* [WHAT IS REQUIRED]
Write out the listing below again, precisely as it is given.

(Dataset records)

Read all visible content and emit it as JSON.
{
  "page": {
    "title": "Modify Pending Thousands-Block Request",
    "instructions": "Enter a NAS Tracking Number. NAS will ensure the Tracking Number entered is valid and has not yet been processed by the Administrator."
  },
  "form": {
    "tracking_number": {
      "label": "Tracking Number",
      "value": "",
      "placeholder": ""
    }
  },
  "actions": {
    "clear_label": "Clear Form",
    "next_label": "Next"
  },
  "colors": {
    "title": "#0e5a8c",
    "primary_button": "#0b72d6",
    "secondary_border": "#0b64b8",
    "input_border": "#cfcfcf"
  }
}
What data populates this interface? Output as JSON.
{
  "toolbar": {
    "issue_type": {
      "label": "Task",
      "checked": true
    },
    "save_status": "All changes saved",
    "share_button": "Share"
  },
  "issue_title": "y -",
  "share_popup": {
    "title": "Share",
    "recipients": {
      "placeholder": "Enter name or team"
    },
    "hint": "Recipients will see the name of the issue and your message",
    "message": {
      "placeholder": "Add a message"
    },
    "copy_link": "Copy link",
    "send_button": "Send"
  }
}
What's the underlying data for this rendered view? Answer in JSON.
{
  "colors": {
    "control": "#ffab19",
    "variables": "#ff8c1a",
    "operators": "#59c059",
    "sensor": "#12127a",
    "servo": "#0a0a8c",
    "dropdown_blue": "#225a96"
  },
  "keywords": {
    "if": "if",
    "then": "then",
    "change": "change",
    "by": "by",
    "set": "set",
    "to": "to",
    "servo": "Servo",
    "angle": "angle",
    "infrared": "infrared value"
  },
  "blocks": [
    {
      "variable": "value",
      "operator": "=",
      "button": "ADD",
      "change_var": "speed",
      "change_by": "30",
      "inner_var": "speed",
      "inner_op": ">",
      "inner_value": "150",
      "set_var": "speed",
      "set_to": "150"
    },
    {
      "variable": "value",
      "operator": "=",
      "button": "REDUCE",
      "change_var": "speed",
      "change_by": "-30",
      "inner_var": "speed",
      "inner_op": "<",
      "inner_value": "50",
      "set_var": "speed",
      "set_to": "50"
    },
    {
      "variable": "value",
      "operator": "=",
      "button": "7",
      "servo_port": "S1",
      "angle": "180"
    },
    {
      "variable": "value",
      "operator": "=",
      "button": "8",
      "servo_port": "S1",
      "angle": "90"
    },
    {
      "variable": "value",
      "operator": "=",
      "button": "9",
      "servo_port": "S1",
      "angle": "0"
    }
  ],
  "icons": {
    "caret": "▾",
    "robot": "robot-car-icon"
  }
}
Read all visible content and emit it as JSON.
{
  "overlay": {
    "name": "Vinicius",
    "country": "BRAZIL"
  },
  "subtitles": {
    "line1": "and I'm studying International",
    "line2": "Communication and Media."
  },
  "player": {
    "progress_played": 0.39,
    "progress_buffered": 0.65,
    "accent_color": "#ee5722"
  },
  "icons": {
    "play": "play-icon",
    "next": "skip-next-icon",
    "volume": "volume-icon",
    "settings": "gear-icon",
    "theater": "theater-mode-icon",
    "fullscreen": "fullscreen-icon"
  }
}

* [RESPONSE]
Read all visible content and emit it as JSON.
{
  "page": {
    "title": "Modify Pending Thousands-Block Request",
    "instructions": "Enter a NAS Tracking Number. NAS will ensure the Tracking Number entered is valid and has not yet been processed by the Administrator."
  },
  "form": {
    "tracking_number": {
      "label": "Tracking Number",
      "value": "",
      "placeholder": ""
    }
  },
  "actions": {
    "clear_label": "Clear Form",
    "next_label": "Next"
  },
  "colors": {
    "title": "#0e5a8c",
    "primary_button": "#0b72d6",
    "secondary_border": "#0b64b8",
    "input_border": "#cfcfcf"
  }
}
What data populates this interface? Output as JSON.
{
  "toolbar": {
    "issue_type": {
      "label": "Task",
      "checked": true
    },
    "save_status": "All changes saved",
    "share_button": "Share"
  },
  "issue_title": "y -",
  "share_popup": {
    "title": "Share",
    "recipients": {
      "placeholder": "Enter name or team"
    },
    "hint": "Recipients will see the name of the issue and your message",
    "message": {
      "placeholder": "Add a message"
    },
    "copy_link": "Copy link",
    "send_button": "Send"
  }
}
What's the underlying data for this rendered view? Answer in JSON.
{
  "colors": {
    "control": "#ffab19",
    "variables": "#ff8c1a",
    "operators": "#59c059",
    "sensor": "#12127a",
    "servo": "#0a0a8c",
    "dropdown_blue": "#225a96"
  },
  "keywords": {
    "if": "if",
    "then": "then",
    "change": "change",
    "by": "by",
    "set": "set",
    "to": "to",
    "servo": "Servo",
    "angle": "angle",
    "infrared": "infrared value"
  },
  "blocks": [
    {
      "variable": "value",
      "operator": "=",
      "button": "ADD",
      "change_var": "speed",
      "change_by": "30",
      "inner_var": "speed",
      "inner_op": ">",
      "inner_value": "150",
      "set_var": "speed",
      "set_to": "150"
    },
    {
      "variable": "value",
      "operator": "=",
      "button": "REDUCE",
      "change_var": "speed",
      "change_by": "-30",
      "inner_var": "speed",
      "inner_op": "<",
      "inner_value": "50",
      "set_var": "speed",
      "set_to": "50"
    },
    {
      "variable": "value",
      "operator": "=",
      "button": "7",
      "servo_port": "S1",
      "angle": "180"
    },
    {
      "variable": "value",
      "operator": "=",
      "button": "8",
      "servo_port": "S1",
      "angle": "90"
    },
    {
      "variable": "value",
      "operator": "=",
      "button": "9",
      "servo_port": "S1",
      "angle": "0"
    }
  ],
  "icons": {
    "caret": "▾",
    "robot": "robot-car-icon"
  }
}
Read all visible content and emit it as JSON.
{
  "overlay": {
    "name": "Vinicius",
    "country": "BRAZIL"
  },
  "subtitles": {
    "line1": "and I'm studying International",
    "line2": "Communication and Media."
  },
  "player": {
    "progress_played": 0.39,
    "progress_buffered": 0.65,
    "accent_color": "#ee5722"
  },
  "icons": {
    "play": "play-icon",
    "next": "skip-next-icon",
    "volume": "volume-icon",
    "settings": "gear-icon",
    "theater": "theater-mode-icon",
    "fullscreen": "fullscreen-icon"
  }
}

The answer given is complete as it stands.